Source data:

════

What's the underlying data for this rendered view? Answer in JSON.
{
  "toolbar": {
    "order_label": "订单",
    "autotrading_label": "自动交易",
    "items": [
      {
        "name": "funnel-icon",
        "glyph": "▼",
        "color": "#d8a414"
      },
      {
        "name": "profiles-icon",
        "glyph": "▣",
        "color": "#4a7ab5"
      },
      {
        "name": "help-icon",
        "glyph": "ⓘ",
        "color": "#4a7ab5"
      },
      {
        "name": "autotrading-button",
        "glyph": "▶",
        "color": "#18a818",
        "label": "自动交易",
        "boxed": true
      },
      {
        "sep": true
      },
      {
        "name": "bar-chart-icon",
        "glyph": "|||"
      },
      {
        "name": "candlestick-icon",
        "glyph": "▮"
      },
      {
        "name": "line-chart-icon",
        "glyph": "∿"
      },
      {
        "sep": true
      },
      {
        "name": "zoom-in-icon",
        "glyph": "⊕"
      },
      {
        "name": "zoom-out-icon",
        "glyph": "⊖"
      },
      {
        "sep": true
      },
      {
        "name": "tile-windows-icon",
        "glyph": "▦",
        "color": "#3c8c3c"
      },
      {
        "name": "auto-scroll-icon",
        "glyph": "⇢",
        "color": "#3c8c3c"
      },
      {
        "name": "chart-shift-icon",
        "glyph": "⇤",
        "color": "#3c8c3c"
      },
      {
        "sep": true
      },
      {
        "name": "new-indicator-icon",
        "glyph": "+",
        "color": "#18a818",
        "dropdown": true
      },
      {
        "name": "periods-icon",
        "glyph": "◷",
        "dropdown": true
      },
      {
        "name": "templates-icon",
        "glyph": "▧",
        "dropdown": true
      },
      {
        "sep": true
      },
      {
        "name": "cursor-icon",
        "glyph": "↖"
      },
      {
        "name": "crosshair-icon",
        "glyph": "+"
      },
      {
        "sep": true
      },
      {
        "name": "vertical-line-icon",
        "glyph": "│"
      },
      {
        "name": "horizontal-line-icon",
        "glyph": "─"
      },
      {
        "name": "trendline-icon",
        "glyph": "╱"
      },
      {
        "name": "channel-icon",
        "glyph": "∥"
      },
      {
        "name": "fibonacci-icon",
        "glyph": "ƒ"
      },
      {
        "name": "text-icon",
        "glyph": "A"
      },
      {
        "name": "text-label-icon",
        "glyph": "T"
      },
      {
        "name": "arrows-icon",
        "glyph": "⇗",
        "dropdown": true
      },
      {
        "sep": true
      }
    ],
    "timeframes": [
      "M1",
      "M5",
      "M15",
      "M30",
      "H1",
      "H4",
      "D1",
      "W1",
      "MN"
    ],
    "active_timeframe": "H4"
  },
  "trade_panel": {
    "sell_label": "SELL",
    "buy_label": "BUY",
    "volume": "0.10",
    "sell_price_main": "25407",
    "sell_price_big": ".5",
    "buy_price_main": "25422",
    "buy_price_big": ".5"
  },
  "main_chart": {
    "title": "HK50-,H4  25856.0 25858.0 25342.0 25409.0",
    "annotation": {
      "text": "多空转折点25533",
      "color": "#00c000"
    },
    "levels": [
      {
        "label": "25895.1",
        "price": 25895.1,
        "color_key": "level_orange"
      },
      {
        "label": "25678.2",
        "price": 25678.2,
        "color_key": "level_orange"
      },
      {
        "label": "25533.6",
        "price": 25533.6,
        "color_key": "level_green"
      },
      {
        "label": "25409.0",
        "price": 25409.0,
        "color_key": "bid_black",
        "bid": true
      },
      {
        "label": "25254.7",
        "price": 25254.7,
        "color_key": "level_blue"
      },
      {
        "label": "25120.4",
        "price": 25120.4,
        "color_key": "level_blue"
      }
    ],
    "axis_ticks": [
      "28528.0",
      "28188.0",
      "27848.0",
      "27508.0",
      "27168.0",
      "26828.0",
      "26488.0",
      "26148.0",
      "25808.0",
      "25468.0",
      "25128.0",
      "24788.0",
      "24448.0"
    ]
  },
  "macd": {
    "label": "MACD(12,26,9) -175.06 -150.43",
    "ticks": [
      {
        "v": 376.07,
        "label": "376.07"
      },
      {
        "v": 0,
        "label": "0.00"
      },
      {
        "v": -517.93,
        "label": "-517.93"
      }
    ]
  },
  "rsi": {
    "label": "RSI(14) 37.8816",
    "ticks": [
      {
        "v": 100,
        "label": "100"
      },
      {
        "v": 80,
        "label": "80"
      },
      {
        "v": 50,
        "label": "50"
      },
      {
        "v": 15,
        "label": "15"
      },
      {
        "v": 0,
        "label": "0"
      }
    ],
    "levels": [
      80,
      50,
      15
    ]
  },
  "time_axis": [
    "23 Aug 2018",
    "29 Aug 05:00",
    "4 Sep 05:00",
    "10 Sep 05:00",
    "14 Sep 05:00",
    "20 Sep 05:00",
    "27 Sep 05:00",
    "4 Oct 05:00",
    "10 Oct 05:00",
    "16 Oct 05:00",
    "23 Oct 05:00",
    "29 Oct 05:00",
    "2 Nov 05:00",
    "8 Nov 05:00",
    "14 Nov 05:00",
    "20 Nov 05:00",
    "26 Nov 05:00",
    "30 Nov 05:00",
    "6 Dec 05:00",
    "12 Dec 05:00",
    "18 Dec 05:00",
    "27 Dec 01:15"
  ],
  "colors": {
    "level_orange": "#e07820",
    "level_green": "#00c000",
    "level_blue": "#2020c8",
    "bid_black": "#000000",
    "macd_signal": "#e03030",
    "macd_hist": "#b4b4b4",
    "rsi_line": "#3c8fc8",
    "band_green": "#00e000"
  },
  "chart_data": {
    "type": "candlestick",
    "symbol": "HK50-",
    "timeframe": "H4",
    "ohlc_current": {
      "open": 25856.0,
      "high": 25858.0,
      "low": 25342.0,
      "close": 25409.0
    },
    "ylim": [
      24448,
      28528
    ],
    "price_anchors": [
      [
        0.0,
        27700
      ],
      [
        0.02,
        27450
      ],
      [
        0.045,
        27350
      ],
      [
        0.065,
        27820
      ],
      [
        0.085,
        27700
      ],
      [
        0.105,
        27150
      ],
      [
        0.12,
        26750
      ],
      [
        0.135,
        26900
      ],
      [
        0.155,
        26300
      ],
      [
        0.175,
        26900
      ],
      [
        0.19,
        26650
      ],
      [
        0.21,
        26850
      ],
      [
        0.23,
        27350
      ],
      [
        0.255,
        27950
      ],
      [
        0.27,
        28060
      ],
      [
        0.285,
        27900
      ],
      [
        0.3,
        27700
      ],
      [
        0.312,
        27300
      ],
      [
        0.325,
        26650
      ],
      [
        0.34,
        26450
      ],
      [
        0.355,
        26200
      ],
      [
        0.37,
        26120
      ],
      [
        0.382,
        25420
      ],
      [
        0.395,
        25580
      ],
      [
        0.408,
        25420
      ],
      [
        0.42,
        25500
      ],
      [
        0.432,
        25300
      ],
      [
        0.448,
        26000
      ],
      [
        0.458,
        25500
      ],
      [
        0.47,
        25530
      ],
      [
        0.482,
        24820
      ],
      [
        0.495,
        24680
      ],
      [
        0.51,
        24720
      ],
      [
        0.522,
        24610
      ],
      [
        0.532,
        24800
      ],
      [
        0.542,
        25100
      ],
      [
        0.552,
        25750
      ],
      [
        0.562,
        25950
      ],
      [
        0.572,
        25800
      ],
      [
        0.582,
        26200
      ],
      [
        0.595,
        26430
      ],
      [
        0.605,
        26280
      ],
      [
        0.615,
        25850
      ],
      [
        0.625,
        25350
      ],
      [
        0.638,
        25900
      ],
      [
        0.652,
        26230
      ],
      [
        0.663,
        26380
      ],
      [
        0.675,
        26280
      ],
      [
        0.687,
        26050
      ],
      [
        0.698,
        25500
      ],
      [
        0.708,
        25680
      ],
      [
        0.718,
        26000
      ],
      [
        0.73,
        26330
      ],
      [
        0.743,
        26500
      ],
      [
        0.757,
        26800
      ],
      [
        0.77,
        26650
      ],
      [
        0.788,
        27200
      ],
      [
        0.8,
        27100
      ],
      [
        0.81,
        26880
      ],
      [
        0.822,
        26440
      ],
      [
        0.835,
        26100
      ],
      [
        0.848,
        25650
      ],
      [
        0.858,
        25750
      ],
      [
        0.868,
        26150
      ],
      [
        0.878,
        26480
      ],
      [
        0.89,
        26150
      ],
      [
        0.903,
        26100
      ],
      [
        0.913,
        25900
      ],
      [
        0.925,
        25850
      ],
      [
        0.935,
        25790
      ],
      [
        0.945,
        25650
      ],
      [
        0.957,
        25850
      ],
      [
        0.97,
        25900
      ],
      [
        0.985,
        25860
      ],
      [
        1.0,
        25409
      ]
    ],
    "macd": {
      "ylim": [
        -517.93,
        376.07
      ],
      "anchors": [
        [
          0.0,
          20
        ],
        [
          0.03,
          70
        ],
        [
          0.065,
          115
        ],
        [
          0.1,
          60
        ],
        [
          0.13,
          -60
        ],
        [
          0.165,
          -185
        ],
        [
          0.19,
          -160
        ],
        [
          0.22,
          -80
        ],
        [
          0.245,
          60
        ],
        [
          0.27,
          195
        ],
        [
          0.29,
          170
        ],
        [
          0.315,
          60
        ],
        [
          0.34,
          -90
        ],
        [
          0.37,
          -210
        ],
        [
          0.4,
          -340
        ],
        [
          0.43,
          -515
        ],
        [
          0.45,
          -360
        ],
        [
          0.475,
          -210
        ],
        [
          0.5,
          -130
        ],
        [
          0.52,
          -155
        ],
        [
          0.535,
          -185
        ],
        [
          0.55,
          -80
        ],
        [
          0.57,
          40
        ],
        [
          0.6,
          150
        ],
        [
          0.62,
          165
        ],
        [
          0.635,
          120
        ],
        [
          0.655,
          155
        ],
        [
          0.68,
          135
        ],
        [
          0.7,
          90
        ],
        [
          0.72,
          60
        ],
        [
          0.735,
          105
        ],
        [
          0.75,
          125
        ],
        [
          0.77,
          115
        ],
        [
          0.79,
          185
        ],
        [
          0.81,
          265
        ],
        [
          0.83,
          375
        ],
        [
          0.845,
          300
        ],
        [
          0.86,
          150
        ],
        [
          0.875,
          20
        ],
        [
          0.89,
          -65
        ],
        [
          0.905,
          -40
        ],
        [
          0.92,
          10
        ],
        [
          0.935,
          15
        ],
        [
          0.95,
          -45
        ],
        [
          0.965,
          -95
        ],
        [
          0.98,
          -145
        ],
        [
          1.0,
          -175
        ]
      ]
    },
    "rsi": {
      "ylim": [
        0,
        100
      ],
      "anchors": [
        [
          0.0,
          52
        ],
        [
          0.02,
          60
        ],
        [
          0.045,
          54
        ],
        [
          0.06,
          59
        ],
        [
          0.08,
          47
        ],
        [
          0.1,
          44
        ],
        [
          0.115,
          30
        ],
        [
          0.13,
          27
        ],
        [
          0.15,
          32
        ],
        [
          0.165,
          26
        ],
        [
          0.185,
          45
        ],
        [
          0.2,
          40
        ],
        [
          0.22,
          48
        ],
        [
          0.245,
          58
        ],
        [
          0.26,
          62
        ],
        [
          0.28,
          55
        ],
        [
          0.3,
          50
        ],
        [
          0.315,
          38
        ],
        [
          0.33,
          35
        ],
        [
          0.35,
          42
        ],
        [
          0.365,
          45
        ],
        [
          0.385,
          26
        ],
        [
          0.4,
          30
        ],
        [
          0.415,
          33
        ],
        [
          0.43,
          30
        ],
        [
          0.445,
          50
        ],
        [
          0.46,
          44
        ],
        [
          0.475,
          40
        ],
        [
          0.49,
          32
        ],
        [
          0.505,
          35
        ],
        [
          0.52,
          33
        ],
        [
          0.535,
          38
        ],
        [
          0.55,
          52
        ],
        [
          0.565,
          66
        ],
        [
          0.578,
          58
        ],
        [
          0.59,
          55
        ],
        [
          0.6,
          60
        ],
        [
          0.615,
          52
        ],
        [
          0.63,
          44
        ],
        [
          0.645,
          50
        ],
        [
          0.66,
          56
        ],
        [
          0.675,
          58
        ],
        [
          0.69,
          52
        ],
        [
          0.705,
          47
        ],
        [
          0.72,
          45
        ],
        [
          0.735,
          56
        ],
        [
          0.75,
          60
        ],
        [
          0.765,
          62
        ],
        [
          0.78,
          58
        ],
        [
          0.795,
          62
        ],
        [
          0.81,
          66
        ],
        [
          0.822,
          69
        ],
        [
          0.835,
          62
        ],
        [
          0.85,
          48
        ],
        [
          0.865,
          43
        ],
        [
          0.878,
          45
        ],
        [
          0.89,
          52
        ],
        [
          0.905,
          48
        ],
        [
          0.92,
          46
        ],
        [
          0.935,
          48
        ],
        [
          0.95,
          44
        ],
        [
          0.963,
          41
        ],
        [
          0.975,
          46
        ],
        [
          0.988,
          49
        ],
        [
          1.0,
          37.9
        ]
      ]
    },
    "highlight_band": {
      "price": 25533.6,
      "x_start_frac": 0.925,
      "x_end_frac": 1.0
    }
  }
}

════

Wherever the string "candlestick" appears in the entries above, list that line.

        "name": "candlestick-icon",
    "type": "candlestick",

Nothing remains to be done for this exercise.